[BEGIN Dataset excerpts]

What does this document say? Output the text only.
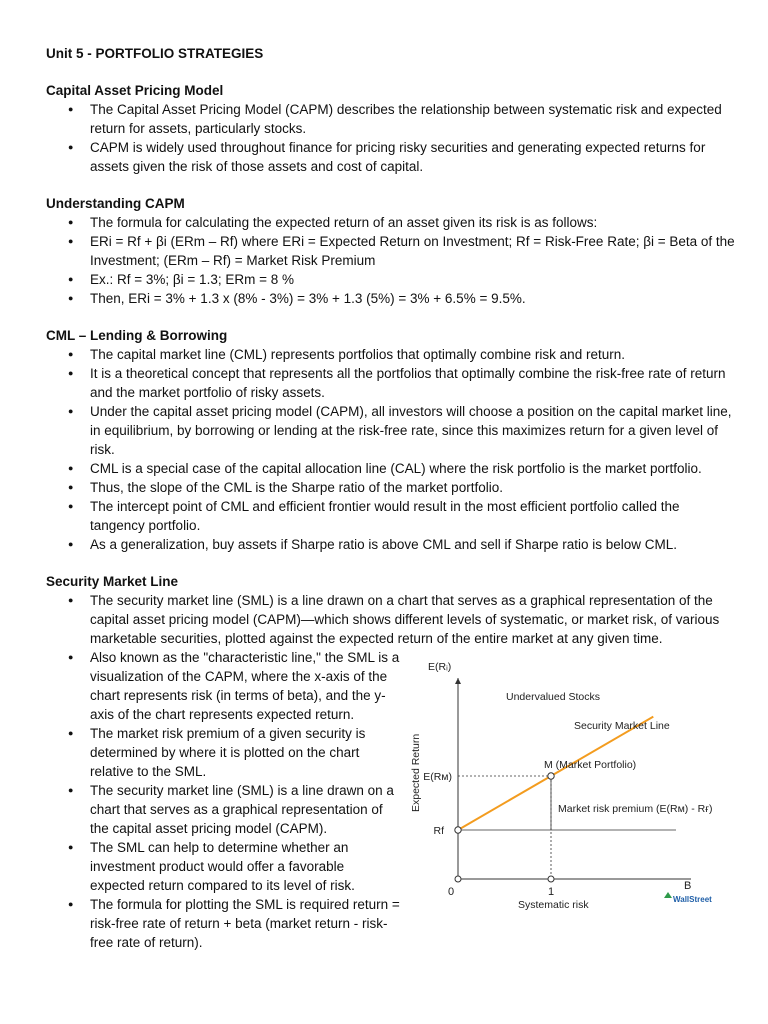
Unit 5 - PORTFOLIO STRATEGIES
Capital Asset Pricing Model
● The Capital Asset Pricing Model (CAPM) describes the relationship between systematic risk and expected return for assets, particularly stocks.
● CAPM is widely used throughout finance for pricing risky securities and generating expected returns for assets given the risk of those assets and cost of capital.
Understanding CAPM
● The formula for calculating the expected return of an asset given its risk is as follows:
● ERi = Rf + βi (ERm – Rf) where ERi = Expected Return on Investment; Rf = Risk-Free Rate; βi = Beta of the Investment; (ERm – Rf) = Market Risk Premium
● Ex.: Rf = 3%; βi = 1.3; ERm = 8 %
● Then, ERi = 3% + 1.3 x (8% - 3%) = 3% + 1.3 (5%) = 3% + 6.5% = 9.5%.
CML – Lending & Borrowing
● The capital market line (CML) represents portfolios that optimally combine risk and return.
● It is a theoretical concept that represents all the portfolios that optimally combine the risk-free rate of return and the market portfolio of risky assets.
● Under the capital asset pricing model (CAPM), all investors will choose a position on the capital market line, in equilibrium, by borrowing or lending at the risk-free rate, since this maximizes return for a given level of risk.
● CML is a special case of the capital allocation line (CAL) where the risk portfolio is the market portfolio.
● Thus, the slope of the CML is the Sharpe ratio of the market portfolio.
● The intercept point of CML and efficient frontier would result in the most efficient portfolio called the tangency portfolio.
● As a generalization, buy assets if Sharpe ratio is above CML and sell if Sharpe ratio is below CML.
Security Market Line
● The security market line (SML) is a line drawn on a chart that serves as a graphical representation of the capital asset pricing model (CAPM)—which shows different levels of systematic, or market risk, of various marketable securities, plotted against the expected return of the entire market at any given time.
● Also known as the "characteristic line," the SML is a visualization of the CAPM, where the x-axis of the chart represents risk (in terms of beta), and the y-axis of the chart represents expected return.
● The market risk premium of a given security is determined by where it is plotted on the chart relative to the SML.
● The security market line (SML) is a line drawn on a chart that serves as a graphical representation of the capital asset pricing model (CAPM).
● The SML can help to determine whether an investment product would offer a favorable expected return compared to its level of risk.
● The formula for plotting the SML is required return = risk-free rate of return + beta (market return - risk-free rate of return).
E(Rᵢ)
0	1
Rf
E(Rм)
B
Systematic risk
Expected Return
Undervalued Stocks
Security Market Line
M (Market Portfolio)
Market risk premium (E(Rм) - Rғ)
WallStreet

[END Dataset excerpts]

* [The exercise] Show the lines from the data above that contain the string "portfolios".

* [Result]
● The capital market line (CML) represents portfolios that optimally combine risk and return.
● It is a theoretical concept that represents all the portfolios that optimally combine the risk-free rate of return and the market portfolio of risky assets.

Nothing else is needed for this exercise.